§ Texte source:
Entre défendre un bilan nul et promesses creuses : quel discours pour la “bande des 15” ce samedi ?


Le sort du Mouvement Militant Mauricien semble désormais suspendu à un fil. Jeudi après-midi, son leader historique, Paul Bérenger, a pris de court l’opinion publique en s’exprimant sur les réseaux sociaux. En quelques mots, il a ouvert une brèche majeure : celle d’un avenir en dehors du MMM, évoquant la possibilité de lancer une nouvelle formation politique. Une déclaration lourde de sens, qui sonne comme un désaveu frontal de la situation actuelle du parti.

Pendant ce temps, en interne, la tension atteint son paroxysme. La désormais célèbre “bande des 15”, accusée par certains d’avoir pris le contrôle du MMM de l’intérieur, s’apprête à réunir les délégués du parti ce samedi à Belle-Rose, dans le cadre d’une assemblée déjà qualifiée de contestée, voire douteuse par ses détracteurs.

§ Consigne: Poursuivez l'article sur la crise au MMM à partir de l'endroit où il s'arrête. Les données sont un matériau distinct de l'article sur la crise au MMM.

§ Données étudiées:
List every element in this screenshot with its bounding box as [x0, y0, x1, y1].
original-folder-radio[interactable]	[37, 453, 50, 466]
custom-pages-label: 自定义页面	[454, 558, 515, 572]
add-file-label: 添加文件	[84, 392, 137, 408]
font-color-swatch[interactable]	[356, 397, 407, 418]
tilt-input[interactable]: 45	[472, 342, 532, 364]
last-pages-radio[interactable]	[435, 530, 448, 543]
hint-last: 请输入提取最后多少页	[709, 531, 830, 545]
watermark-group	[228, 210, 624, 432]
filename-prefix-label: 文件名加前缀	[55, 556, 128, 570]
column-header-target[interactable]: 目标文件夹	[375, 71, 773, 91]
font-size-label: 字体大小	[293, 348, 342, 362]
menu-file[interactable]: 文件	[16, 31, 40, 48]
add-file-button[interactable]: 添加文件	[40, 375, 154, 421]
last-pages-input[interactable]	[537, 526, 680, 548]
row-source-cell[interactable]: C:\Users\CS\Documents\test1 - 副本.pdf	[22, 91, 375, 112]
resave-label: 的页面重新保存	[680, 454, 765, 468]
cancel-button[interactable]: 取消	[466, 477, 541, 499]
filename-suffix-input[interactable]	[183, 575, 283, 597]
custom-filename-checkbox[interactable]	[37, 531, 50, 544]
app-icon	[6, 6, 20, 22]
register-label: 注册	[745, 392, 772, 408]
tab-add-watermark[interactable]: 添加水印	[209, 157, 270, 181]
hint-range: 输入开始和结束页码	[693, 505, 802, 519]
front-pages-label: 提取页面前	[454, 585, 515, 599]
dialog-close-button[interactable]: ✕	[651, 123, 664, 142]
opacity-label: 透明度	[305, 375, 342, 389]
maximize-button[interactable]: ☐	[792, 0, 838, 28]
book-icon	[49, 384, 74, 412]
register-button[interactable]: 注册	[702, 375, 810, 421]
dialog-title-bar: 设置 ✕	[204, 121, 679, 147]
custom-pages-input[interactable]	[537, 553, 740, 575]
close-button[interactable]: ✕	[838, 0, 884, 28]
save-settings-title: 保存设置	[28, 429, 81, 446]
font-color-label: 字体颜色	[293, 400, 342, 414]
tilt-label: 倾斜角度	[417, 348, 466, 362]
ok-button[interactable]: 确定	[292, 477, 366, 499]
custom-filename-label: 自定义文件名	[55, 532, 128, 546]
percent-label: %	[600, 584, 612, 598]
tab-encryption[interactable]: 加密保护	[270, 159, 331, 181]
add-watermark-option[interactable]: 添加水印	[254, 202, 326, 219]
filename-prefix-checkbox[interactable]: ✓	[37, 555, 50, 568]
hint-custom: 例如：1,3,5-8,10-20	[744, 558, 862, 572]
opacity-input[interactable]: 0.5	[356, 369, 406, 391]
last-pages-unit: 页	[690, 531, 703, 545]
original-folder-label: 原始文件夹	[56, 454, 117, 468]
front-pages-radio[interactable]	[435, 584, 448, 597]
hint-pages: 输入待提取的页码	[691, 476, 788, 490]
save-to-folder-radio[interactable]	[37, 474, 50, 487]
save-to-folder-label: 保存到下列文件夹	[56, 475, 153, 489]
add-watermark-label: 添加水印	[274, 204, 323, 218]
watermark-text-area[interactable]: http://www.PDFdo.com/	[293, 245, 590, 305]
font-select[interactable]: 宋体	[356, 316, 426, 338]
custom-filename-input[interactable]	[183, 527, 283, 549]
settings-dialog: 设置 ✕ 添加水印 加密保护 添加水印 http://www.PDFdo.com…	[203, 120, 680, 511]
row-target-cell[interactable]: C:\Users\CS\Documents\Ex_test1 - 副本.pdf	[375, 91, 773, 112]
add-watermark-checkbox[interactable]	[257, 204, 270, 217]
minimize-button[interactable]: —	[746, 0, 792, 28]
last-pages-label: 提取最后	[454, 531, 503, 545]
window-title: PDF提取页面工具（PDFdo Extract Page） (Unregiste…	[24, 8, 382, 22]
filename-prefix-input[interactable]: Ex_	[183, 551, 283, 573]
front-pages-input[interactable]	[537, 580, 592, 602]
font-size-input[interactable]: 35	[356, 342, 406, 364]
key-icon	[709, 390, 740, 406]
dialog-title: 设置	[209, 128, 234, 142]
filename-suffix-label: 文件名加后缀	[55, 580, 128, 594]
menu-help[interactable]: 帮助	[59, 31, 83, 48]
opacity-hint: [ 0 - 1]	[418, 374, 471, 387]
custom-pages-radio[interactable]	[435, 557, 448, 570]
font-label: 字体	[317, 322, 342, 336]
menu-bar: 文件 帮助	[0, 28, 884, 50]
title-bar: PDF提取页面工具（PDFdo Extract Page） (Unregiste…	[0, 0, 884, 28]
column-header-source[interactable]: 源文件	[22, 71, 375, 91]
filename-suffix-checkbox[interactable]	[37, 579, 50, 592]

§ Votre réponse:
Sur le papier, l’enjeu est clair : demander aux délégués de trancher entre rester ou quitter le gouvernement. Mais au-delà de cette décision stratégique, c’est surtout la nature du discours qui sera scrutée. Car cette réunion ne sera pas qu’un simple exercice démocratique interne, elle sera un moment de vérité politique.

Deux options s’offrent à la “bande des 15”, et aucune n’est sans risque.

La première serait de s’attaquer frontalement à Paul Bérenger. Le décrédibiliser, le remettre en cause devant les militants, et tenter de justifier la rupture. Mais une telle stratégie pourrait rapidement se retourner contre eux. Bérenger reste une figure centrale, presque fondatrice dans l’imaginaire militant. Le “crucifier” politiquement, c’est prendre le risque d’une réaction émotionnelle forte, voire d’une escalade incontrôlable au sein même de la base.

La seconde option serait de temporiser. D’adopter un discours plus consensuel, fait de promesses, d’engagements futurs, de projections. Mais là encore, le piège est évident. Dans un climat de défiance généralisée envers la classe politique, les promesses creuses ne passent plus. Les militants attendent des réponses concrètes, immédiates, palpables.

Et c’est là que réside le véritable dilemme.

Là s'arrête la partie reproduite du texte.